**Provided data:**
┄┄┄┄┄┄┄┄┄┄
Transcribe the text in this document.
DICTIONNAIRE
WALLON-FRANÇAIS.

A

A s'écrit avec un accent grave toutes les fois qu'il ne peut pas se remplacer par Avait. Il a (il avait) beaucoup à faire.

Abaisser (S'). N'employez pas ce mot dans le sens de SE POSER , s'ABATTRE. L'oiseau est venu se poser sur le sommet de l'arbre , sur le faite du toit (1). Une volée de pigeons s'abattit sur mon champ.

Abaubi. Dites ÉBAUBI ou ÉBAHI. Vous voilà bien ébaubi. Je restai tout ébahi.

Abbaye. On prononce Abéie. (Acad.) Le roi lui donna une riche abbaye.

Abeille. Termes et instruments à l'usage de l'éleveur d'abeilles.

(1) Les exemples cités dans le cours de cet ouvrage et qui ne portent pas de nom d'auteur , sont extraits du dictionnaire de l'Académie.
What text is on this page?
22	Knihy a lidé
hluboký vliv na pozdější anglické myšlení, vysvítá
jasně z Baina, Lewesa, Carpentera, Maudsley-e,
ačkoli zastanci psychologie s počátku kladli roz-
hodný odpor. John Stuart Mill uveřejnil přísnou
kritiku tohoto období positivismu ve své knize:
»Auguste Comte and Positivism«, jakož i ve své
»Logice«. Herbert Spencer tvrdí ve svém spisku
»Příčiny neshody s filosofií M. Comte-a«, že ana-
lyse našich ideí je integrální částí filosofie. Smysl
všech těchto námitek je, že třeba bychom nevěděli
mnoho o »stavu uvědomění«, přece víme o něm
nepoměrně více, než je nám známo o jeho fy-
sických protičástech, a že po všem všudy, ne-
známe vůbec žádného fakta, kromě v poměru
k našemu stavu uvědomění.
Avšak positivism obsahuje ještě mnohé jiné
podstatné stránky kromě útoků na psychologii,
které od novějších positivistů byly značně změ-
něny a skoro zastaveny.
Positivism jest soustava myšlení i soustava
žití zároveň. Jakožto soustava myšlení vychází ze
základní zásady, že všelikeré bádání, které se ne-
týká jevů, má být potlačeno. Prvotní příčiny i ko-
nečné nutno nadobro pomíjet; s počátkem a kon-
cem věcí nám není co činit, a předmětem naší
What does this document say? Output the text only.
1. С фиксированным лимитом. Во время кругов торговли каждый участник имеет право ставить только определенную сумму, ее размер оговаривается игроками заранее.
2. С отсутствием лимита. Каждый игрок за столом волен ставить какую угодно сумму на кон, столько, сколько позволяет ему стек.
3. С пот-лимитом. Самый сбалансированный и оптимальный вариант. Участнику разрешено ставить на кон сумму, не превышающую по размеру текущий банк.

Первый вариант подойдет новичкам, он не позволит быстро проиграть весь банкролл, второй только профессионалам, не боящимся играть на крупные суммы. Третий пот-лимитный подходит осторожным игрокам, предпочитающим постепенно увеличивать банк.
┄┄┄┄┄┄┄┄┄┄
**Your instructions:**
Every entry should be printed again exactly as it stands.

**Solution:**
Transcribe the text in this document.
DICTIONNAIRE
WALLON-FRANÇAIS.

A

A s'écrit avec un accent grave toutes les fois qu'il ne peut pas se remplacer par Avait. Il a (il avait) beaucoup à faire.

Abaisser (S'). N'employez pas ce mot dans le sens de SE POSER , s'ABATTRE. L'oiseau est venu se poser sur le sommet de l'arbre , sur le faite du toit (1). Une volée de pigeons s'abattit sur mon champ.

Abaubi. Dites ÉBAUBI ou ÉBAHI. Vous voilà bien ébaubi. Je restai tout ébahi.

Abbaye. On prononce Abéie. (Acad.) Le roi lui donna une riche abbaye.

Abeille. Termes et instruments à l'usage de l'éleveur d'abeilles.

(1) Les exemples cités dans le cours de cet ouvrage et qui ne portent pas de nom d'auteur , sont extraits du dictionnaire de l'Académie.
What text is on this page?
22	Knihy a lidé
hluboký vliv na pozdější anglické myšlení, vysvítá
jasně z Baina, Lewesa, Carpentera, Maudsley-e,
ačkoli zastanci psychologie s počátku kladli roz-
hodný odpor. John Stuart Mill uveřejnil přísnou
kritiku tohoto období positivismu ve své knize:
»Auguste Comte and Positivism«, jakož i ve své
»Logice«. Herbert Spencer tvrdí ve svém spisku
»Příčiny neshody s filosofií M. Comte-a«, že ana-
lyse našich ideí je integrální částí filosofie. Smysl
všech těchto námitek je, že třeba bychom nevěděli
mnoho o »stavu uvědomění«, přece víme o něm
nepoměrně více, než je nám známo o jeho fy-
sických protičástech, a že po všem všudy, ne-
známe vůbec žádného fakta, kromě v poměru
k našemu stavu uvědomění.
Avšak positivism obsahuje ještě mnohé jiné
podstatné stránky kromě útoků na psychologii,
které od novějších positivistů byly značně změ-
něny a skoro zastaveny.
Positivism jest soustava myšlení i soustava
žití zároveň. Jakožto soustava myšlení vychází ze
základní zásady, že všelikeré bádání, které se ne-
týká jevů, má být potlačeno. Prvotní příčiny i ko-
nečné nutno nadobro pomíjet; s počátkem a kon-
cem věcí nám není co činit, a předmětem naší
What does this document say? Output the text only.
1. С фиксированным лимитом. Во время кругов торговли каждый участник имеет право ставить только определенную сумму, ее размер оговаривается игроками заранее.
2. С отсутствием лимита. Каждый игрок за столом волен ставить какую угодно сумму на кон, столько, сколько позволяет ему стек.
3. С пот-лимитом. Самый сбалансированный и оптимальный вариант. Участнику разрешено ставить на кон сумму, не превышающую по размеру текущий банк.

Первый вариант подойдет новичкам, он не позволит быстро проиграть весь банкролл, второй только профессионалам, не боящимся играть на крупные суммы. Третий пот-лимитный подходит осторожным игрокам, предпочитающим постепенно увеличивать банк.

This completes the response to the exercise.